■ **Material supplied**:
::::::

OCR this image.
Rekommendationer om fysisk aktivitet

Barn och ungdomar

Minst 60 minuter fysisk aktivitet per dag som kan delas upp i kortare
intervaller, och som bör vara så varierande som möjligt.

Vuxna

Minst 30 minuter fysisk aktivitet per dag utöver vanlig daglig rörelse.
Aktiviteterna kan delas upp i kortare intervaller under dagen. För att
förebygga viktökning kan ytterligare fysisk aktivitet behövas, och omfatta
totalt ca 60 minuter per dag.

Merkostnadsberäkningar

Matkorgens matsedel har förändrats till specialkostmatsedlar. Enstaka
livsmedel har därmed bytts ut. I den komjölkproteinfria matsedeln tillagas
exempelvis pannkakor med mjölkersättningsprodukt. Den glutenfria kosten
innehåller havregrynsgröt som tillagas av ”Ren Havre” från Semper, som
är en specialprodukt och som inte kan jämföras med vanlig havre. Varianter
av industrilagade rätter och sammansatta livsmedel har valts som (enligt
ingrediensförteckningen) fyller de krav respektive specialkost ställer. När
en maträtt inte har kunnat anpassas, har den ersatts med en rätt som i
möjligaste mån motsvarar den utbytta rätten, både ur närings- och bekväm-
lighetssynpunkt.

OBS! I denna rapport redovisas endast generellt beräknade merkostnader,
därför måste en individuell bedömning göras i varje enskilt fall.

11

::::::

■ **Work required**:
In full and without deviation, reproduce the entries above.

■ **Task solution**:
OCR this image.
Rekommendationer om fysisk aktivitet

Barn och ungdomar

Minst 60 minuter fysisk aktivitet per dag som kan delas upp i kortare
intervaller, och som bör vara så varierande som möjligt.

Vuxna

Minst 30 minuter fysisk aktivitet per dag utöver vanlig daglig rörelse.
Aktiviteterna kan delas upp i kortare intervaller under dagen. För att
förebygga viktökning kan ytterligare fysisk aktivitet behövas, och omfatta
totalt ca 60 minuter per dag.

Merkostnadsberäkningar

Matkorgens matsedel har förändrats till specialkostmatsedlar. Enstaka
livsmedel har därmed bytts ut. I den komjölkproteinfria matsedeln tillagas
exempelvis pannkakor med mjölkersättningsprodukt. Den glutenfria kosten
innehåller havregrynsgröt som tillagas av ”Ren Havre” från Semper, som
är en specialprodukt och som inte kan jämföras med vanlig havre. Varianter
av industrilagade rätter och sammansatta livsmedel har valts som (enligt
ingrediensförteckningen) fyller de krav respektive specialkost ställer. När
en maträtt inte har kunnat anpassas, har den ersatts med en rätt som i
möjligaste mån motsvarar den utbytta rätten, både ur närings- och bekväm-
lighetssynpunkt.

OBS! I denna rapport redovisas endast generellt beräknade merkostnader,
därför måste en individuell bedömning göras i varje enskilt fall.

11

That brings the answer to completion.